Stated problem: Below are some records. Say how many of their lines contain the string "text", and give nothing but the number.

Data entries:
↓↓↓

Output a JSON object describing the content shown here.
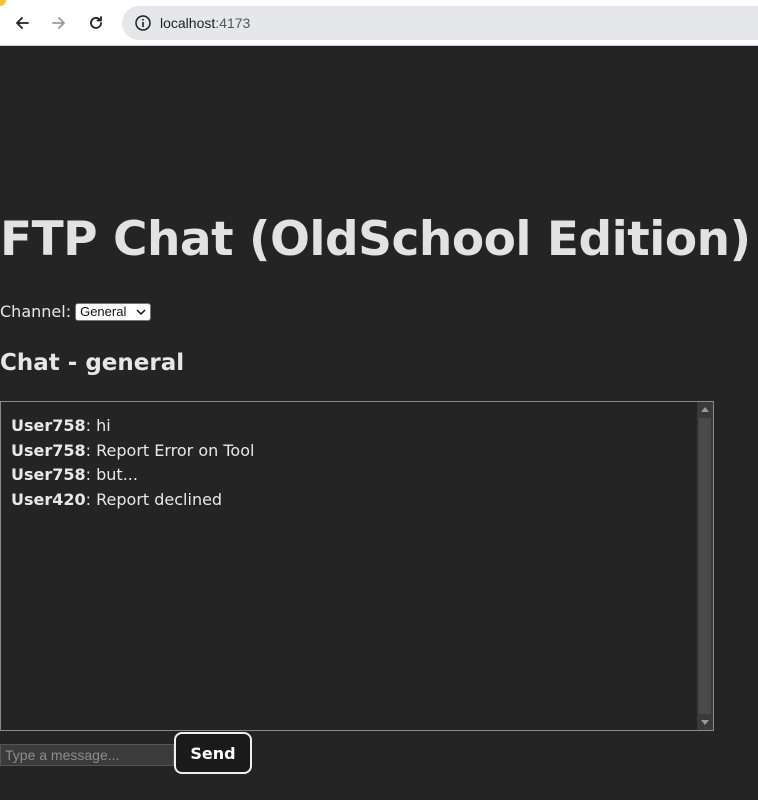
{
  "browser": {
    "url_host": "localhost",
    "url_port": ":4173"
  },
  "app": {
    "title": "FTP Chat (OldSchool Edition)",
    "channel_label": "Channel:",
    "channel_selected": "General",
    "chat_heading": "Chat - general",
    "messages": [
      {
        "user": "User758",
        "text": ": hi"
      },
      {
        "user": "User758",
        "text": ": Report Error on Tool"
      },
      {
        "user": "User758",
        "text": ": but..."
      },
      {
        "user": "User420",
        "text": ": Report declined"
      }
    ],
    "input_placeholder": "Type a message...",
    "send_label": "Send"
  },
  "colors": {
    "background": "#242424",
    "text": "#e8e8e8",
    "button_bg": "#1a1a1a",
    "button_border": "#f0f0f0"
  }
}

↑↑↑

Response: 5